Problem
Quote every entry below word for word, leaving out the picture.

Data for this exercise
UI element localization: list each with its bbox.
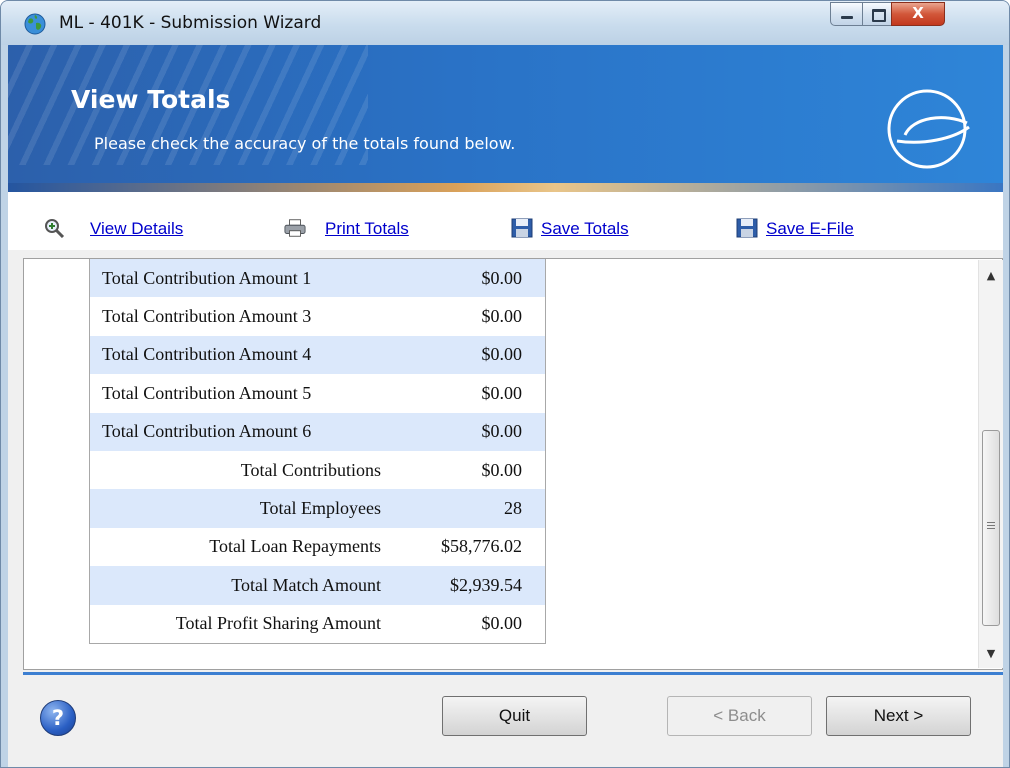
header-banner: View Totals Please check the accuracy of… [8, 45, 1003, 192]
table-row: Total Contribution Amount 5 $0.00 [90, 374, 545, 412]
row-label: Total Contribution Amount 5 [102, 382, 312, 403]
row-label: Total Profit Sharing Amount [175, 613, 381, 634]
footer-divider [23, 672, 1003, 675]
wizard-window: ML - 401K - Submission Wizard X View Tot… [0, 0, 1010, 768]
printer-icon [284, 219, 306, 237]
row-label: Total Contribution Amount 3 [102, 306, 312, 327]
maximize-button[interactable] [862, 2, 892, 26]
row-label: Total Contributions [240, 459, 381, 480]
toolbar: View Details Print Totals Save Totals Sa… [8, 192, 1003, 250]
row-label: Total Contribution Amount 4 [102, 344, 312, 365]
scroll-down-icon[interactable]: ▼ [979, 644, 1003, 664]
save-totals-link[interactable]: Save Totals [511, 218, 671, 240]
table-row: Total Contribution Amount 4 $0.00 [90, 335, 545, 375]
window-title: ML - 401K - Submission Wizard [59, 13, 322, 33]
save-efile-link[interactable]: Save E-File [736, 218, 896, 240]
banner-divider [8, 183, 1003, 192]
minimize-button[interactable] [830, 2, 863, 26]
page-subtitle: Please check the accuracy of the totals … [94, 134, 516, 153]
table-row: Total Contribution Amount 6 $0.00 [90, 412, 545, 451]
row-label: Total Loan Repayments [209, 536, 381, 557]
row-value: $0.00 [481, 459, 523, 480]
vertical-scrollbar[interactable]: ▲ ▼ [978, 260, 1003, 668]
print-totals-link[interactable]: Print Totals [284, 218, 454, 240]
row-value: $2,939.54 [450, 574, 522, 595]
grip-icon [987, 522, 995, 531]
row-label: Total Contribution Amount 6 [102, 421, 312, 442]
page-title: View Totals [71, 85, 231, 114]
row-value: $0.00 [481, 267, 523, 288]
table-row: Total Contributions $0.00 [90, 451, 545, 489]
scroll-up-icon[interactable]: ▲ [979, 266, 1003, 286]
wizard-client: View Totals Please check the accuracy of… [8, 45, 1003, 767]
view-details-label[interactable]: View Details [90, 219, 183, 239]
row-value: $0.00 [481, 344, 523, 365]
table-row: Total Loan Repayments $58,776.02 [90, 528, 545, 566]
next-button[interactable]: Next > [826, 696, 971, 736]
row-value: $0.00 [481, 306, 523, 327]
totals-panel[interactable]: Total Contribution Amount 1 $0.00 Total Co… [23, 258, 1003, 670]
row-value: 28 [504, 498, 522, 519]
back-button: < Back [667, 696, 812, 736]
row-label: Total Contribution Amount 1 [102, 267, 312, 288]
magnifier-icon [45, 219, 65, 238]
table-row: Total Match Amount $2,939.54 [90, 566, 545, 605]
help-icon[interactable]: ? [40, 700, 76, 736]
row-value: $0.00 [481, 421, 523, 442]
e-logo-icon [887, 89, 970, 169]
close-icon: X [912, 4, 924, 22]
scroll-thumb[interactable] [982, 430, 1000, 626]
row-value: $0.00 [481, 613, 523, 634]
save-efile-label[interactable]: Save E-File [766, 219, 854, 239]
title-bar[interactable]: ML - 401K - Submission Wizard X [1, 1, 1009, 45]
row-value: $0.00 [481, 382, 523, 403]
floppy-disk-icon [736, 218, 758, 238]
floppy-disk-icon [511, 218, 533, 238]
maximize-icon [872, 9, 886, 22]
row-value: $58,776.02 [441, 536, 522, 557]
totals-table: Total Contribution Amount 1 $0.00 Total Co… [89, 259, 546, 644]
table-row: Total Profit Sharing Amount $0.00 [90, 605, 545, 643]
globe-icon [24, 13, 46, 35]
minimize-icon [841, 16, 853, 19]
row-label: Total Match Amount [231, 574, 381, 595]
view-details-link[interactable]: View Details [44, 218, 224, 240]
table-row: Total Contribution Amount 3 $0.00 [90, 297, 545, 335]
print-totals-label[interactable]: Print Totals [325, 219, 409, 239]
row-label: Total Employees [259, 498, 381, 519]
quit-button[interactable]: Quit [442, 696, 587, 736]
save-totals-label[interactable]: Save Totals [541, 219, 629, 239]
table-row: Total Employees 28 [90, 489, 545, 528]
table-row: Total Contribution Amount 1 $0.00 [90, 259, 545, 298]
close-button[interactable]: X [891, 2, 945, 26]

Task output
UI element localization: list each with its bbox.
header-banner: View Totals Please check the accuracy of… [8, 45, 1003, 192]
table-row: Total Contribution Amount 5 $0.00 [90, 374, 545, 412]
row-label: Total Contribution Amount 5 [102, 382, 312, 403]
row-label: Total Profit Sharing Amount [175, 613, 381, 634]
footer-divider [23, 672, 1003, 675]
wizard-window: ML - 401K - Submission Wizard X View Tot… [0, 0, 1010, 768]
printer-icon [284, 219, 306, 237]
row-label: Total Contribution Amount 3 [102, 306, 312, 327]
maximize-button[interactable] [862, 2, 892, 26]
row-label: Total Contributions [240, 459, 381, 480]
toolbar: View Details Print Totals Save Totals Sa… [8, 192, 1003, 250]
row-label: Total Contribution Amount 4 [102, 344, 312, 365]
scroll-down-icon[interactable]: ▼ [979, 644, 1003, 664]
save-totals-link[interactable]: Save Totals [511, 218, 671, 240]
table-row: Total Contribution Amount 4 $0.00 [90, 335, 545, 375]
window-title: ML - 401K - Submission Wizard [59, 13, 322, 33]
save-efile-link[interactable]: Save E-File [736, 218, 896, 240]
banner-divider [8, 183, 1003, 192]
minimize-button[interactable] [830, 2, 863, 26]
page-subtitle: Please check the accuracy of the totals … [94, 134, 516, 153]
table-row: Total Contribution Amount 6 $0.00 [90, 412, 545, 451]
row-label: Total Loan Repayments [209, 536, 381, 557]
row-value: $0.00 [481, 459, 523, 480]
vertical-scrollbar[interactable]: ▲ ▼ [978, 260, 1003, 668]
print-totals-link[interactable]: Print Totals [284, 218, 454, 240]
row-value: $2,939.54 [450, 574, 522, 595]
grip-icon [987, 522, 995, 531]
row-label: Total Contribution Amount 6 [102, 421, 312, 442]
page-title: View Totals [71, 85, 231, 114]
row-value: $0.00 [481, 267, 523, 288]
table-row: Total Contributions $0.00 [90, 451, 545, 489]
scroll-up-icon[interactable]: ▲ [979, 266, 1003, 286]
wizard-client: View Totals Please check the accuracy of… [8, 45, 1003, 767]
view-details-label[interactable]: View Details [90, 219, 183, 239]
row-value: $0.00 [481, 344, 523, 365]
table-row: Total Loan Repayments $58,776.02 [90, 528, 545, 566]
next-button[interactable]: Next > [826, 696, 971, 736]
row-value: $0.00 [481, 306, 523, 327]
totals-panel[interactable]: Total Contribution Amount 1 $0.00 Total Co… [23, 258, 1003, 670]
row-value: 28 [504, 498, 522, 519]
back-button: < Back [667, 696, 812, 736]
row-label: Total Contribution Amount 1 [102, 267, 312, 288]
magnifier-icon [45, 219, 65, 238]
table-row: Total Match Amount $2,939.54 [90, 566, 545, 605]
help-icon[interactable]: ? [40, 700, 76, 736]
row-value: $0.00 [481, 421, 523, 442]
e-logo-icon [887, 89, 970, 169]
close-icon: X [912, 4, 924, 22]
scroll-thumb[interactable] [982, 430, 1000, 626]
row-value: $0.00 [481, 613, 523, 634]
save-efile-label[interactable]: Save E-File [766, 219, 854, 239]
title-bar[interactable]: ML - 401K - Submission Wizard X [1, 1, 1009, 45]
row-value: $0.00 [481, 382, 523, 403]
floppy-disk-icon [736, 218, 758, 238]
floppy-disk-icon [511, 218, 533, 238]
maximize-icon [872, 9, 886, 22]
row-value: $58,776.02 [441, 536, 522, 557]
totals-table: Total Contribution Amount 1 $0.00 Total Co… [89, 259, 546, 644]
table-row: Total Profit Sharing Amount $0.00 [90, 605, 545, 643]
globe-icon [24, 13, 46, 35]
minimize-icon [841, 16, 853, 19]
row-label: Total Match Amount [231, 574, 381, 595]
view-details-link[interactable]: View Details [44, 218, 224, 240]
table-row: Total Contribution Amount 3 $0.00 [90, 297, 545, 335]
print-totals-label[interactable]: Print Totals [325, 219, 409, 239]
row-label: Total Employees [259, 498, 381, 519]
quit-button[interactable]: Quit [442, 696, 587, 736]
save-totals-label[interactable]: Save Totals [541, 219, 629, 239]
table-row: Total Employees 28 [90, 489, 545, 528]
table-row: Total Contribution Amount 1 $0.00 [90, 259, 545, 298]
close-button[interactable]: X [891, 2, 945, 26]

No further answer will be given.